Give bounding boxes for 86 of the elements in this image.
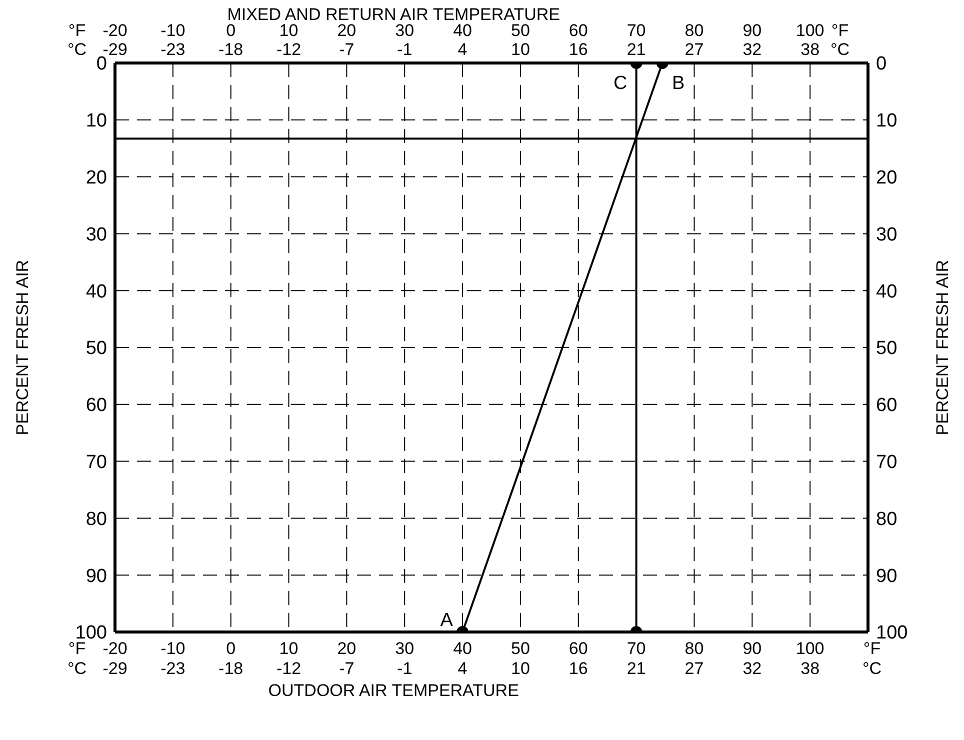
text: °C <box>67 659 87 678</box>
text: 10 <box>511 40 530 59</box>
text: -1 <box>397 40 412 59</box>
x-tick-label: 0 <box>226 639 236 658</box>
x2-tick-label: -10 <box>160 21 186 40</box>
text: °C <box>830 40 850 59</box>
text: 16 <box>568 659 588 678</box>
y2-tick-label: 10 <box>876 110 898 132</box>
text: 4 <box>458 40 468 59</box>
x-axis-title: OUTDOOR AIR TEMPERATURE <box>268 681 519 700</box>
text: 4 <box>458 659 468 678</box>
annotation: B <box>672 73 685 94</box>
x-tick-label: 50 <box>511 639 530 658</box>
x-tick-label: 90 <box>742 639 762 658</box>
text: 10 <box>511 659 530 678</box>
y2-tick-label: 50 <box>876 338 898 360</box>
y2-tick-label: 90 <box>876 566 898 587</box>
x2-tick-label: 40 <box>453 21 472 40</box>
text: 16 <box>568 40 588 59</box>
text: °F <box>68 639 86 658</box>
y-tick-label: 60 <box>86 395 107 416</box>
text: -29 <box>102 659 128 678</box>
x2-tick-label: 100 <box>796 21 824 40</box>
y2-tick-label: 70 <box>876 452 898 474</box>
y-tick-label: 70 <box>86 452 107 474</box>
x-tick-label: 30 <box>395 639 414 658</box>
text: 38 <box>800 40 820 59</box>
x-tick-label: 100 <box>796 639 824 658</box>
text: -1 <box>397 659 412 678</box>
text: °C <box>862 659 882 678</box>
text: -23 <box>160 659 186 678</box>
y-tick-label: 40 <box>86 281 107 302</box>
text: °F <box>68 21 86 40</box>
text: -18 <box>218 659 244 678</box>
x-tick-label: -10 <box>160 639 186 658</box>
x-tick-label: -20 <box>102 639 128 658</box>
annotation: C <box>613 73 628 94</box>
y2-tick-label: 80 <box>876 508 898 530</box>
y2-axis-title: PERCENT FRESH AIR <box>933 260 952 436</box>
text: -12 <box>276 659 302 678</box>
x2-tick-label: 80 <box>684 21 704 40</box>
text: -12 <box>276 40 302 59</box>
x2-tick-label: 60 <box>568 21 588 40</box>
y-tick-label: 50 <box>86 338 107 360</box>
y2-tick-label: 0 <box>876 54 887 75</box>
text: 32 <box>742 40 762 59</box>
x2-tick-label: 90 <box>742 21 762 40</box>
text: -7 <box>339 40 354 59</box>
y-tick-label: 20 <box>86 168 107 189</box>
y2-tick-label: 40 <box>876 281 898 302</box>
x2-tick-label: 30 <box>395 21 414 40</box>
y2-tick-label: 20 <box>876 168 898 189</box>
y-tick-label: 30 <box>86 224 107 246</box>
x2-tick-label: 70 <box>626 21 646 40</box>
text: 32 <box>742 659 762 678</box>
text: °F <box>831 21 849 40</box>
text: -18 <box>218 40 244 59</box>
text: °F <box>863 639 881 658</box>
x-tick-label: 80 <box>684 639 704 658</box>
y-tick-label: 0 <box>96 54 107 75</box>
y2-tick-label: 60 <box>876 395 898 416</box>
x2-axis-title: MIXED AND RETURN AIR TEMPERATURE <box>227 5 560 24</box>
x-tick-label: 60 <box>568 639 588 658</box>
annotation: A <box>440 610 454 631</box>
text: °C <box>67 40 87 59</box>
x-tick-label: 10 <box>279 639 298 658</box>
x2-tick-label: 10 <box>279 21 298 40</box>
x-tick-label: 70 <box>626 639 646 658</box>
text: 21 <box>626 659 646 678</box>
text: 38 <box>800 659 820 678</box>
x2-tick-label: 0 <box>226 21 236 40</box>
x-tick-label: 40 <box>453 639 472 658</box>
y-tick-label: 90 <box>86 566 107 587</box>
x2-tick-label: -20 <box>102 21 128 40</box>
y2-tick-label: 30 <box>876 224 898 246</box>
y-axis-title: PERCENT FRESH AIR <box>13 260 32 436</box>
text: -23 <box>160 40 186 59</box>
text: -7 <box>339 659 354 678</box>
x2-tick-label: 20 <box>337 21 356 40</box>
y-tick-label: 10 <box>86 110 107 132</box>
y-tick-label: 80 <box>86 508 107 530</box>
text: 27 <box>684 659 704 678</box>
x2-tick-label: 50 <box>511 21 530 40</box>
text: 21 <box>626 40 646 59</box>
x-tick-label: 20 <box>337 639 356 658</box>
text: 27 <box>684 40 704 59</box>
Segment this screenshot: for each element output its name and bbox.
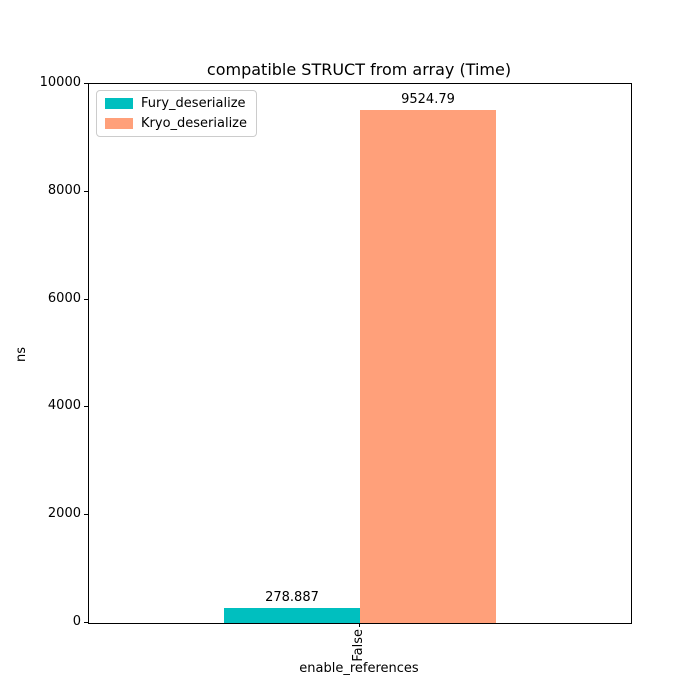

- Short task -
Copy out all of the material above word for word, leaving out the pictures.

- Expected answer -
Give bounding boxes for 86 of the elements in this image.
text: °C <box>67 659 87 678</box>
text: 10 <box>511 40 530 59</box>
text: -1 <box>397 40 412 59</box>
x-tick-label: 0 <box>226 639 236 658</box>
x2-tick-label: -10 <box>160 21 186 40</box>
text: °C <box>830 40 850 59</box>
text: 16 <box>568 659 588 678</box>
y2-tick-label: 10 <box>876 110 898 132</box>
text: 4 <box>458 40 468 59</box>
x-axis-title: OUTDOOR AIR TEMPERATURE <box>268 681 519 700</box>
text: 4 <box>458 659 468 678</box>
annotation: B <box>672 73 685 94</box>
x-tick-label: 50 <box>511 639 530 658</box>
x-tick-label: 90 <box>742 639 762 658</box>
text: 10 <box>511 659 530 678</box>
y2-tick-label: 50 <box>876 338 898 360</box>
y2-tick-label: 90 <box>876 566 898 587</box>
x2-tick-label: 40 <box>453 21 472 40</box>
text: 16 <box>568 40 588 59</box>
text: °F <box>68 639 86 658</box>
y-tick-label: 60 <box>86 395 107 416</box>
text: -29 <box>102 659 128 678</box>
x2-tick-label: 100 <box>796 21 824 40</box>
y2-tick-label: 70 <box>876 452 898 474</box>
y-tick-label: 70 <box>86 452 107 474</box>
x-tick-label: 30 <box>395 639 414 658</box>
text: 38 <box>800 40 820 59</box>
x-tick-label: 100 <box>796 639 824 658</box>
text: -1 <box>397 659 412 678</box>
text: °C <box>862 659 882 678</box>
text: -23 <box>160 659 186 678</box>
y-tick-label: 40 <box>86 281 107 302</box>
text: °F <box>68 21 86 40</box>
text: -18 <box>218 659 244 678</box>
x-tick-label: -10 <box>160 639 186 658</box>
x-tick-label: -20 <box>102 639 128 658</box>
annotation: C <box>613 73 628 94</box>
y2-tick-label: 80 <box>876 508 898 530</box>
y2-axis-title: PERCENT FRESH AIR <box>933 260 952 436</box>
text: -12 <box>276 659 302 678</box>
x2-tick-label: 80 <box>684 21 704 40</box>
text: -12 <box>276 40 302 59</box>
x2-tick-label: 60 <box>568 21 588 40</box>
y-tick-label: 50 <box>86 338 107 360</box>
y2-tick-label: 0 <box>876 54 887 75</box>
text: 32 <box>742 40 762 59</box>
x2-tick-label: 90 <box>742 21 762 40</box>
text: -7 <box>339 40 354 59</box>
y-tick-label: 20 <box>86 168 107 189</box>
y2-tick-label: 40 <box>876 281 898 302</box>
x2-tick-label: 30 <box>395 21 414 40</box>
y2-tick-label: 20 <box>876 168 898 189</box>
y-tick-label: 30 <box>86 224 107 246</box>
x2-tick-label: 70 <box>626 21 646 40</box>
text: 32 <box>742 659 762 678</box>
text: °F <box>831 21 849 40</box>
text: -18 <box>218 40 244 59</box>
text: °F <box>863 639 881 658</box>
x-tick-label: 80 <box>684 639 704 658</box>
y-tick-label: 0 <box>96 54 107 75</box>
y2-tick-label: 60 <box>876 395 898 416</box>
x2-axis-title: MIXED AND RETURN AIR TEMPERATURE <box>227 5 560 24</box>
x-tick-label: 60 <box>568 639 588 658</box>
annotation: A <box>440 610 454 631</box>
text: °C <box>67 40 87 59</box>
x-tick-label: 10 <box>279 639 298 658</box>
x2-tick-label: 10 <box>279 21 298 40</box>
x-tick-label: 70 <box>626 639 646 658</box>
text: 21 <box>626 659 646 678</box>
text: 38 <box>800 659 820 678</box>
x2-tick-label: 0 <box>226 21 236 40</box>
x-tick-label: 40 <box>453 639 472 658</box>
y-tick-label: 90 <box>86 566 107 587</box>
x2-tick-label: -20 <box>102 21 128 40</box>
y2-tick-label: 30 <box>876 224 898 246</box>
y-axis-title: PERCENT FRESH AIR <box>13 260 32 436</box>
text: -23 <box>160 40 186 59</box>
text: -7 <box>339 659 354 678</box>
x2-tick-label: 20 <box>337 21 356 40</box>
y-tick-label: 10 <box>86 110 107 132</box>
y-tick-label: 80 <box>86 508 107 530</box>
text: 27 <box>684 659 704 678</box>
x2-tick-label: 50 <box>511 21 530 40</box>
text: 21 <box>626 40 646 59</box>
x-tick-label: 20 <box>337 639 356 658</box>
text: 27 <box>684 40 704 59</box>
Segment this screenshot: for each element output its name and bbox.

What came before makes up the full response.